REQUIREMENT - Could you print all the entries exactly?
═══ RECORD SET
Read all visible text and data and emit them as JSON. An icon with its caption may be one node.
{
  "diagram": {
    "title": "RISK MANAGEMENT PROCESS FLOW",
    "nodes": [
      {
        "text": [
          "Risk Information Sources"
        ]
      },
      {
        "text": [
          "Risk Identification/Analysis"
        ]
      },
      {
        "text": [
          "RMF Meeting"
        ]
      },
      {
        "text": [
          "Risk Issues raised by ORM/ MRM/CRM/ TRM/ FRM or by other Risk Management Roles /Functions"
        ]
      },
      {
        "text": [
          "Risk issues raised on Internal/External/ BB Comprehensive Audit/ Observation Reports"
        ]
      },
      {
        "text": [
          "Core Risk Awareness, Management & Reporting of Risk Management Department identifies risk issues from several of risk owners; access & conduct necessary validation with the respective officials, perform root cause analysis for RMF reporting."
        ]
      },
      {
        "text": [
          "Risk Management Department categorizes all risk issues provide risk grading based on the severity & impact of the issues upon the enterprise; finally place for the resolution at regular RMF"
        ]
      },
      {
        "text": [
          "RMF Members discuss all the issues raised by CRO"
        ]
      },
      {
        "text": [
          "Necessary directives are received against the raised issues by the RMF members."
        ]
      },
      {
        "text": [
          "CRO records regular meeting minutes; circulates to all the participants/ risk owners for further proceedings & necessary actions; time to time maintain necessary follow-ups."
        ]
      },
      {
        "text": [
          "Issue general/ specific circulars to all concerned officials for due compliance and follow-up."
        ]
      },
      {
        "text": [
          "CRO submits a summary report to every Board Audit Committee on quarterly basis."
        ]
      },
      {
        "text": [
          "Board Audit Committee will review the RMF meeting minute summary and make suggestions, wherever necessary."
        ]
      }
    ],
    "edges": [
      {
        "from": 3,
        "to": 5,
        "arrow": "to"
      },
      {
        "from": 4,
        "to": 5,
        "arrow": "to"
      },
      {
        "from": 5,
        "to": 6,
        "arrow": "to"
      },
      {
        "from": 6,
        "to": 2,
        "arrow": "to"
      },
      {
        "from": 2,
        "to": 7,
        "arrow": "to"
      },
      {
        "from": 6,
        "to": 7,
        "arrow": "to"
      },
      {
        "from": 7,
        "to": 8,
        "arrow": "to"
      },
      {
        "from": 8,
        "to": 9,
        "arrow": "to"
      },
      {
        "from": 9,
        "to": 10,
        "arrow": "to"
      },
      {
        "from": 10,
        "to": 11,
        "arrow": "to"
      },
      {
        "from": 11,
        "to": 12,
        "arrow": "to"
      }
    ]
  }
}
══════
EXERCISE ANSWER -
Read all visible text and data and emit them as JSON. An icon with its caption may be one node.
{
  "diagram": {
    "title": "RISK MANAGEMENT PROCESS FLOW",
    "nodes": [
      {
        "text": [
          "Risk Information Sources"
        ]
      },
      {
        "text": [
          "Risk Identification/Analysis"
        ]
      },
      {
        "text": [
          "RMF Meeting"
        ]
      },
      {
        "text": [
          "Risk Issues raised by ORM/ MRM/CRM/ TRM/ FRM or by other Risk Management Roles /Functions"
        ]
      },
      {
        "text": [
          "Risk issues raised on Internal/External/ BB Comprehensive Audit/ Observation Reports"
        ]
      },
      {
        "text": [
          "Core Risk Awareness, Management & Reporting of Risk Management Department identifies risk issues from several of risk owners; access & conduct necessary validation with the respective officials, perform root cause analysis for RMF reporting."
        ]
      },
      {
        "text": [
          "Risk Management Department categorizes all risk issues provide risk grading based on the severity & impact of the issues upon the enterprise; finally place for the resolution at regular RMF"
        ]
      },
      {
        "text": [
          "RMF Members discuss all the issues raised by CRO"
        ]
      },
      {
        "text": [
          "Necessary directives are received against the raised issues by the RMF members."
        ]
      },
      {
        "text": [
          "CRO records regular meeting minutes; circulates to all the participants/ risk owners for further proceedings & necessary actions; time to time maintain necessary follow-ups."
        ]
      },
      {
        "text": [
          "Issue general/ specific circulars to all concerned officials for due compliance and follow-up."
        ]
      },
      {
        "text": [
          "CRO submits a summary report to every Board Audit Committee on quarterly basis."
        ]
      },
      {
        "text": [
          "Board Audit Committee will review the RMF meeting minute summary and make suggestions, wherever necessary."
        ]
      }
    ],
    "edges": [
      {
        "from": 3,
        "to": 5,
        "arrow": "to"
      },
      {
        "from": 4,
        "to": 5,
        "arrow": "to"
      },
      {
        "from": 5,
        "to": 6,
        "arrow": "to"
      },
      {
        "from": 6,
        "to": 2,
        "arrow": "to"
      },
      {
        "from": 2,
        "to": 7,
        "arrow": "to"
      },
      {
        "from": 6,
        "to": 7,
        "arrow": "to"
      },
      {
        "from": 7,
        "to": 8,
        "arrow": "to"
      },
      {
        "from": 8,
        "to": 9,
        "arrow": "to"
      },
      {
        "from": 9,
        "to": 10,
        "arrow": "to"
      },
      {
        "from": 10,
        "to": 11,
        "arrow": "to"
      },
      {
        "from": 11,
        "to": 12,
        "arrow": "to"
      }
    ]
  }
}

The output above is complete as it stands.